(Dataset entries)
────

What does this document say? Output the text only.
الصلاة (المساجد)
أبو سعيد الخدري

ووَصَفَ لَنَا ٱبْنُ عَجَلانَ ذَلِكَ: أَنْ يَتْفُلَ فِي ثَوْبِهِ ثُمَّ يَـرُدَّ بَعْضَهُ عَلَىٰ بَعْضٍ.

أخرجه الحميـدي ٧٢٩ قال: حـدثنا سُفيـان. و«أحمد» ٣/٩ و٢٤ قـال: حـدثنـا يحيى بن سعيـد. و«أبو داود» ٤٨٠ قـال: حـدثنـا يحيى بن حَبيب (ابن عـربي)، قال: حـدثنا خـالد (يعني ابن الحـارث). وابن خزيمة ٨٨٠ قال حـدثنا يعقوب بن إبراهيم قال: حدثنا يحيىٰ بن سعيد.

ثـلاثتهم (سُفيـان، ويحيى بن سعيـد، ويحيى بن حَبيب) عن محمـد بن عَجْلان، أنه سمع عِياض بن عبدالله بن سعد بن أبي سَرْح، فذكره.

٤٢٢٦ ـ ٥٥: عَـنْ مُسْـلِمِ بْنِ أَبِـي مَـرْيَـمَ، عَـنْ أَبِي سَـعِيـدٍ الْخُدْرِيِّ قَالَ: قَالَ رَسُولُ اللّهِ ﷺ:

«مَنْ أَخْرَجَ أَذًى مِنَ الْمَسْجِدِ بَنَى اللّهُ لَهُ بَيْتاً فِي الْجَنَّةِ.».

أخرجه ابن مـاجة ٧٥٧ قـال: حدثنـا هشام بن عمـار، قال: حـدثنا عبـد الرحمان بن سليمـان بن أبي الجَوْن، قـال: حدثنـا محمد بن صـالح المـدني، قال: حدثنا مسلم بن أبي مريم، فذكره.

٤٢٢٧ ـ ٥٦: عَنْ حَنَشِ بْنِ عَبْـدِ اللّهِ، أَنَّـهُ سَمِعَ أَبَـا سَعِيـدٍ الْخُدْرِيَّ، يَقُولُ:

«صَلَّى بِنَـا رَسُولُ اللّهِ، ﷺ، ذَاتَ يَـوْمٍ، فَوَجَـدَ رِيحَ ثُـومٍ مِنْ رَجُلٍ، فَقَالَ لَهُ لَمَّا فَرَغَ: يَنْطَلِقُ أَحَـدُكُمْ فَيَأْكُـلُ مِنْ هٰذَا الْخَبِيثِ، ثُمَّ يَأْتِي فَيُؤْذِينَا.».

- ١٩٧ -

────

→ Exercise details
Repeat the whole listing exactly, keeping every line intact.

→ Correct answer
What does this document say? Output the text only.
الصلاة (المساجد)
أبو سعيد الخدري

ووَصَفَ لَنَا ٱبْنُ عَجَلانَ ذَلِكَ: أَنْ يَتْفُلَ فِي ثَوْبِهِ ثُمَّ يَـرُدَّ بَعْضَهُ عَلَىٰ بَعْضٍ.

أخرجه الحميـدي ٧٢٩ قال: حـدثنا سُفيـان. و«أحمد» ٣/٩ و٢٤ قـال: حـدثنـا يحيى بن سعيـد. و«أبو داود» ٤٨٠ قـال: حـدثنـا يحيى بن حَبيب (ابن عـربي)، قال: حـدثنا خـالد (يعني ابن الحـارث). وابن خزيمة ٨٨٠ قال حـدثنا يعقوب بن إبراهيم قال: حدثنا يحيىٰ بن سعيد.

ثـلاثتهم (سُفيـان، ويحيى بن سعيـد، ويحيى بن حَبيب) عن محمـد بن عَجْلان، أنه سمع عِياض بن عبدالله بن سعد بن أبي سَرْح، فذكره.

٤٢٢٦ ـ ٥٥: عَـنْ مُسْـلِمِ بْنِ أَبِـي مَـرْيَـمَ، عَـنْ أَبِي سَـعِيـدٍ الْخُدْرِيِّ قَالَ: قَالَ رَسُولُ اللّهِ ﷺ:

«مَنْ أَخْرَجَ أَذًى مِنَ الْمَسْجِدِ بَنَى اللّهُ لَهُ بَيْتاً فِي الْجَنَّةِ.».

أخرجه ابن مـاجة ٧٥٧ قـال: حدثنـا هشام بن عمـار، قال: حـدثنا عبـد الرحمان بن سليمـان بن أبي الجَوْن، قـال: حدثنـا محمد بن صـالح المـدني، قال: حدثنا مسلم بن أبي مريم، فذكره.

٤٢٢٧ ـ ٥٦: عَنْ حَنَشِ بْنِ عَبْـدِ اللّهِ، أَنَّـهُ سَمِعَ أَبَـا سَعِيـدٍ الْخُدْرِيَّ، يَقُولُ:

«صَلَّى بِنَـا رَسُولُ اللّهِ، ﷺ، ذَاتَ يَـوْمٍ، فَوَجَـدَ رِيحَ ثُـومٍ مِنْ رَجُلٍ، فَقَالَ لَهُ لَمَّا فَرَغَ: يَنْطَلِقُ أَحَـدُكُمْ فَيَأْكُـلُ مِنْ هٰذَا الْخَبِيثِ، ثُمَّ يَأْتِي فَيُؤْذِينَا.».

- ١٩٧ -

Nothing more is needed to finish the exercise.